**EXERCISE REQUIREMENTS**
a) Copy the trafficking fact file from "Every year 2" to "Europe every year.".
b) Using the trafficking fact file, mark each statement (i), (ii) and (iii) yes or no, and quote the words that decide it. (i) About four million people are trafficked around the world today. (ii) Each year 200 million children become victims of paedophiles and their networks. (iii) Sex trade trafficking brings in less than $7 billion a year.
c) Pick up the trafficking fact file after its last sentence and keep writing.

**STUDY TEXT**
F A C T   F I L E:

Every year 2 million girls aged between 5 and 15 are coerced, abducted, sold or trafficked into the illegal sex market.

UN figures suggest that between 200-300,000 women are trafficked to Europe every year.

Well over $7 billion a year is generated from sex trade trafficking.

Current global figures indicate 200 million people are held in various forms of slavery.

Some four million people are trafficked globally today: 4% of all the world’s migrants.

Two million children every year become victims of paedophiles and their networks as global demand for child pornography and child prostitution escalates.



“Women and children are not property, but human beings. The international community should declare, loudly and more strongly than ever, that we are all members of the human family. Slavery simply has no place in a world of human rights”. 

UN Secretary-General, Kofi Annan

“It is clear that governments acting individually cannot address the problem adequately”.

Document layout analysis data
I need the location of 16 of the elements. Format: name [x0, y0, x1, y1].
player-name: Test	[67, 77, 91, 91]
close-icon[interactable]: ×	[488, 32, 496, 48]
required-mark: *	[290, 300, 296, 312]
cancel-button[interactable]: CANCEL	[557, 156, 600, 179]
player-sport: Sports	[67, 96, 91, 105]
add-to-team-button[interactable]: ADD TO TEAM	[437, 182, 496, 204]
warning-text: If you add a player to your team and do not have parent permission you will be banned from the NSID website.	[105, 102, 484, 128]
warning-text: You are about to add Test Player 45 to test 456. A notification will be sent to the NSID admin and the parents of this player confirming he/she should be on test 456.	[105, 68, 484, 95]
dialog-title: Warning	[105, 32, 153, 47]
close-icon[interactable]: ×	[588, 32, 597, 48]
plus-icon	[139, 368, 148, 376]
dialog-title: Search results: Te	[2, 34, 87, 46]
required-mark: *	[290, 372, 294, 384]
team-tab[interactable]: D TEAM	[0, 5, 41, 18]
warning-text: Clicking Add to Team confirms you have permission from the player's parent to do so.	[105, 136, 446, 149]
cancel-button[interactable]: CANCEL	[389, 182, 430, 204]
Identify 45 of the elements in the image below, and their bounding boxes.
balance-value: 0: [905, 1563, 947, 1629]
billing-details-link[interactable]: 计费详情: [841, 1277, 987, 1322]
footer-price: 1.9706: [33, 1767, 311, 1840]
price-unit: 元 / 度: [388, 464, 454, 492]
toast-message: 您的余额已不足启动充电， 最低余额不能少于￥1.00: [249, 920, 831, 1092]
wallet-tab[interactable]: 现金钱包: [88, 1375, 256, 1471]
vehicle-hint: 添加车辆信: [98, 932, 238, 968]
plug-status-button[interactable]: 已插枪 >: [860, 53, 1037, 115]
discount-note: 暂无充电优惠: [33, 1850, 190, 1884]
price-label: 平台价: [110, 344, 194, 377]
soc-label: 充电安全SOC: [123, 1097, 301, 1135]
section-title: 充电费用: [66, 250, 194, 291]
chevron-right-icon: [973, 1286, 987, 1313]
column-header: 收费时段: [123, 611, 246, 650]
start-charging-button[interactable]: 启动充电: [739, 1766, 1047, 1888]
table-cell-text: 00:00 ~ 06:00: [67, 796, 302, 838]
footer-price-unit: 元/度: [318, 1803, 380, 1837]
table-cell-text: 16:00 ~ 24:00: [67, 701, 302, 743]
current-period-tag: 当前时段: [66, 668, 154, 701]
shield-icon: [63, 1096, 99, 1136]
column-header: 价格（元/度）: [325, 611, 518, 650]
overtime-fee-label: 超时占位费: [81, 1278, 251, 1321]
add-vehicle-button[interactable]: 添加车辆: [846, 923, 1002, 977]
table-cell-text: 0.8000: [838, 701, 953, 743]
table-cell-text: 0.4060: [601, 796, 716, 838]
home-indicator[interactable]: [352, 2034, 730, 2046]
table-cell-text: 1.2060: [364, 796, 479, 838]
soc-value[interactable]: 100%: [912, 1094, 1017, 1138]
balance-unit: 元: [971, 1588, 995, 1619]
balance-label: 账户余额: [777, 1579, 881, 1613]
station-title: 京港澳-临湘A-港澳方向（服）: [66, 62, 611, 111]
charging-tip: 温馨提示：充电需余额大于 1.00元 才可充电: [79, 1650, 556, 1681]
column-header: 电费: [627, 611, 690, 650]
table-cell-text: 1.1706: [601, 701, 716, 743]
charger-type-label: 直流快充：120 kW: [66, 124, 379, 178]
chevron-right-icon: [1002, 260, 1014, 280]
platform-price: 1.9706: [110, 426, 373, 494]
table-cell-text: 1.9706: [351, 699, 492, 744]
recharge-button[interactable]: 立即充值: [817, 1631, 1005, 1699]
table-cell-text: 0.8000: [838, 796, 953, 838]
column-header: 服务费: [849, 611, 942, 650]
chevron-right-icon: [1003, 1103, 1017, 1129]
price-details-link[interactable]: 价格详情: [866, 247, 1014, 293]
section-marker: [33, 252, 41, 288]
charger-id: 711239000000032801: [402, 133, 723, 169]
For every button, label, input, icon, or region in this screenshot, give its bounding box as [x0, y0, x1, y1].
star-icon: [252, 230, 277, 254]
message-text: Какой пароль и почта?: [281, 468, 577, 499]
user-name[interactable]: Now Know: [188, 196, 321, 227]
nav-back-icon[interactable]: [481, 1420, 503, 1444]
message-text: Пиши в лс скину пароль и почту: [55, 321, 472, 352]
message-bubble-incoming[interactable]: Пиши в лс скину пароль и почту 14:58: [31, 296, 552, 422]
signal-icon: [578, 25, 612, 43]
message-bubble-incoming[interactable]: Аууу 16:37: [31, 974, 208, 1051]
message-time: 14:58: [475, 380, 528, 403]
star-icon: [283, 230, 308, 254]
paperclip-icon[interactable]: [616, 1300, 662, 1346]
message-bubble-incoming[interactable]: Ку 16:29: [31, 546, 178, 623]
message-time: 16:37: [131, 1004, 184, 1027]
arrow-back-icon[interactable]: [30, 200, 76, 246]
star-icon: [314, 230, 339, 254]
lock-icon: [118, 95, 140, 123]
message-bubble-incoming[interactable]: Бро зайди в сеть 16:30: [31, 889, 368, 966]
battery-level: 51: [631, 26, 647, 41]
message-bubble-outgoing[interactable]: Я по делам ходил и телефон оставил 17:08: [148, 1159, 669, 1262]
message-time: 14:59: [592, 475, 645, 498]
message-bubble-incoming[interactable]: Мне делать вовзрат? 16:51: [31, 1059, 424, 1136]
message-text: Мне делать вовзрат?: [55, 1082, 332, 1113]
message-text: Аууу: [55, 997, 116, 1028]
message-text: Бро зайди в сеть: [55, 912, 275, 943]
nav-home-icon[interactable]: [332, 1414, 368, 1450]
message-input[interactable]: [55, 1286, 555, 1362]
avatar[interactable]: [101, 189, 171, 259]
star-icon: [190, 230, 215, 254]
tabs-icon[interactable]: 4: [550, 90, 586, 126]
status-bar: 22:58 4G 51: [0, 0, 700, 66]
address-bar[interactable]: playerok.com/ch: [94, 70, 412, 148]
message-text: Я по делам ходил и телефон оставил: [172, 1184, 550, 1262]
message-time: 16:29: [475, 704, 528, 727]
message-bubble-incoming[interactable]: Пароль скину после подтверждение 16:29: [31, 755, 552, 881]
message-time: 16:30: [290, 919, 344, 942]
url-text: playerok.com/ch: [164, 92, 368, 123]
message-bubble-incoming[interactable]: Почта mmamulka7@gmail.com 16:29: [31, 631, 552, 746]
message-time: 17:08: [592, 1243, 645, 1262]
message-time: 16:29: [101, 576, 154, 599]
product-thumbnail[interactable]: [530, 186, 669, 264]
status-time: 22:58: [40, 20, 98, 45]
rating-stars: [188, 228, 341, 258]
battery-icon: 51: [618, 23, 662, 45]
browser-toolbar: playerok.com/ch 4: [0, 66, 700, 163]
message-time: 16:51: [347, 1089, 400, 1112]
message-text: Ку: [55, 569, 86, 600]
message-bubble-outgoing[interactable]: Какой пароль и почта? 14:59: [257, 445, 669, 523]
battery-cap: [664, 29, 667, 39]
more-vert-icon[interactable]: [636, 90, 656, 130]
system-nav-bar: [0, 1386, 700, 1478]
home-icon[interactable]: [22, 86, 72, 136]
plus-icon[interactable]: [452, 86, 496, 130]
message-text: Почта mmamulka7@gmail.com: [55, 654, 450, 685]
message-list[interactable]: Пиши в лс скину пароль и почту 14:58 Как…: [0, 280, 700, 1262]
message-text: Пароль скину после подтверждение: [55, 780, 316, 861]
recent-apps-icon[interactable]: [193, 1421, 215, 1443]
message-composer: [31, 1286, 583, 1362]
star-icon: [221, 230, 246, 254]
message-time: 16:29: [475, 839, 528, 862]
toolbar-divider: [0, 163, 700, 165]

**EXPECTED OUTPUTS**
a)
Every year 2 million girls aged between 5 and 15 are coerced, abducted, sold or trafficked into the illegal sex market.

UN figures suggest that between 200-300,000 women are trafficked to Europe every year.

b)
(i) Yes: "Some four million people are trafficked globally today"
(ii) No: "Two million children every year become victims of paedophiles and their networks"
(iii) No: "Well over $7 billion a year is generated from sex trade trafficking."

c)
Antonio Vitorino, EU Justice and Home Affairs Commissioner.




I invite you to participate, as an individual or through your organisation, in the European Action Against Trafficking network. Trafficking of human beings has become a global criminal phenomenon and millions of people are being caught up in this destructive web of fear and violence.

According to UN statistics, the vast majority of victims are women and children who are lured, abducted, sold or coerced into forced prostitution and bonded labour. The cost of communications is now so low that millions travel around the world in search of sex and prostitution, which used to be limited by tradition and custom, has become a global market – as has pornography. This massive and rapidly increasing enslavement by criminals must be opposed. All it takes for evil to prosper is for good men and women to do nothing!

“It is the world's biggest violation of human rights,” according to Pino Arlacchi, executive director of the UN Drug Control Program. Trafficking of human beings provides a transnational and complex challenge: it is a criminal activity, a human rights abuse and an economic empowerment and social justice issue. Anti-trafficking strategies require a multifaceted and multilateral approach.

Governments have realised that they cannot combat such a complex challenge alone and this has led to the establishment of the Convention on Transnational Organised Crime. Signed in Palermo in December 2000 by more than 120 nations it marks a significant step forward in international cooperation on the rule of law and combating global crime.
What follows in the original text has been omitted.